Data records
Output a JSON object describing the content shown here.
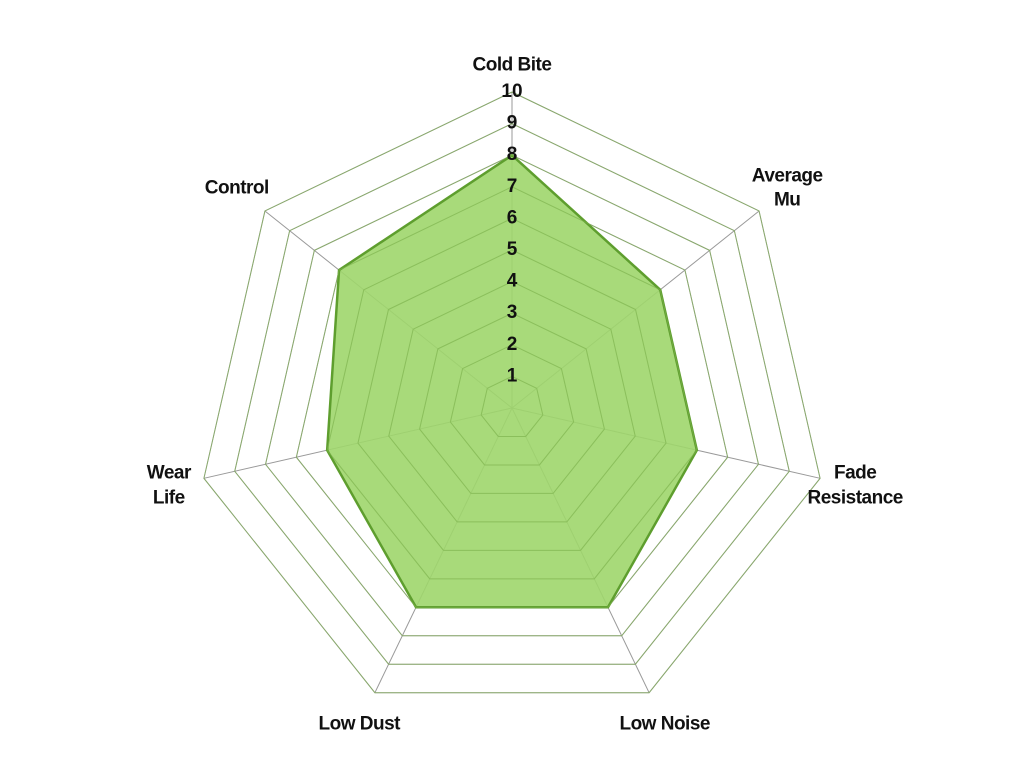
{
  "chart_data": {
    "type": "radar",
    "categories": [
      "Cold Bite",
      "Average Mu",
      "Fade Resistance",
      "Low Noise",
      "Low Dust",
      "Wear Life",
      "Control"
    ],
    "values": [
      8,
      6,
      6,
      7,
      7,
      6,
      7
    ],
    "color": "#5e9e2e",
    "fill": "#9fd66b",
    "ylim": [
      0,
      10
    ],
    "yticks": [
      1,
      2,
      3,
      4,
      5,
      6,
      7,
      8,
      9,
      10
    ],
    "grid": true
  }
}
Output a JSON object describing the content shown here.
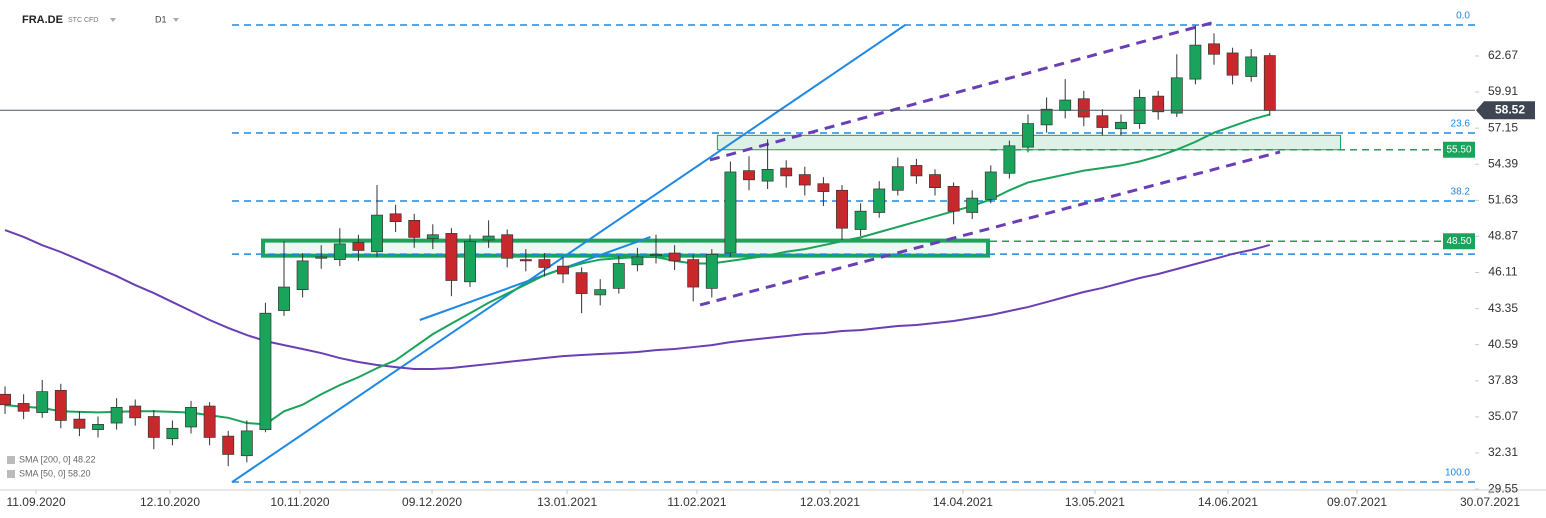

Exercise prompt
Give back the whole listing as it stands, minus its pictures.

Task result
Output a JSON object describing the content shown here.
{
  "chart_data": {
    "type": "radar",
    "categories": [
      "Cold Bite",
      "Average Mu",
      "Fade Resistance",
      "Low Noise",
      "Low Dust",
      "Wear Life",
      "Control"
    ],
    "values": [
      8,
      6,
      6,
      7,
      7,
      6,
      7
    ],
    "color": "#5e9e2e",
    "fill": "#9fd66b",
    "ylim": [
      0,
      10
    ],
    "yticks": [
      1,
      2,
      3,
      4,
      5,
      6,
      7,
      8,
      9,
      10
    ],
    "grid": true
  }
}
Output a JSON object describing the content shown here.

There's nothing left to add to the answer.